=== WHAT YOU ARE ASKED TO DO ===
Pull out each line of the records holding the string "Wind".
--- Start ---
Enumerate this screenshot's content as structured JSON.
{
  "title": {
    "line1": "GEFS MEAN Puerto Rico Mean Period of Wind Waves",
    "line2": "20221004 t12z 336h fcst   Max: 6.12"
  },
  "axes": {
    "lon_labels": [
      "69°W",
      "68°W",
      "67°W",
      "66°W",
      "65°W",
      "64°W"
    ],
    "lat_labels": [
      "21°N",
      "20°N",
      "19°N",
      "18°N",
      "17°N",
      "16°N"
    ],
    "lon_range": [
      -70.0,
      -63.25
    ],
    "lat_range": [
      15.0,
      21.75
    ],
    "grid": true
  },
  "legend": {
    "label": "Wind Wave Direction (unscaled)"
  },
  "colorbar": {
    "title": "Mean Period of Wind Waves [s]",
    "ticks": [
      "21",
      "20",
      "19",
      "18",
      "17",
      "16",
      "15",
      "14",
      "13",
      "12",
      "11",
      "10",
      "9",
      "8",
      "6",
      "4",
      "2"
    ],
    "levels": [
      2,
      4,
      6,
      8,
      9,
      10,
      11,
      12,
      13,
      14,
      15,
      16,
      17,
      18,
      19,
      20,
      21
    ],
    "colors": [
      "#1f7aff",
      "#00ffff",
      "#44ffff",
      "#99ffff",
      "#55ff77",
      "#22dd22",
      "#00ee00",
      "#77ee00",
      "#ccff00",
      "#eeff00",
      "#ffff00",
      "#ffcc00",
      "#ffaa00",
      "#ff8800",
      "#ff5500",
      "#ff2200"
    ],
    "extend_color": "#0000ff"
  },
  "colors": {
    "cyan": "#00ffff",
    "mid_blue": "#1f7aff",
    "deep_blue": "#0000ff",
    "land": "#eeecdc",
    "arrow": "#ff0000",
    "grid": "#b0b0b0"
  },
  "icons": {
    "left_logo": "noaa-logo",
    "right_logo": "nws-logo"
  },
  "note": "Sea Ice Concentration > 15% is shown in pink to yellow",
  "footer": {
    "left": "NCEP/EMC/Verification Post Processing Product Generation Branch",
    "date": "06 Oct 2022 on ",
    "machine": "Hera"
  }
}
--- End ---
=== RESPONSE TO THE TASK ===
    "line1": "GEFS MEAN Puerto Rico Mean Period of Wind Waves",
    "label": "Wind Wave Direction (unscaled)"
    "title": "Mean Period of Wind Waves [s]",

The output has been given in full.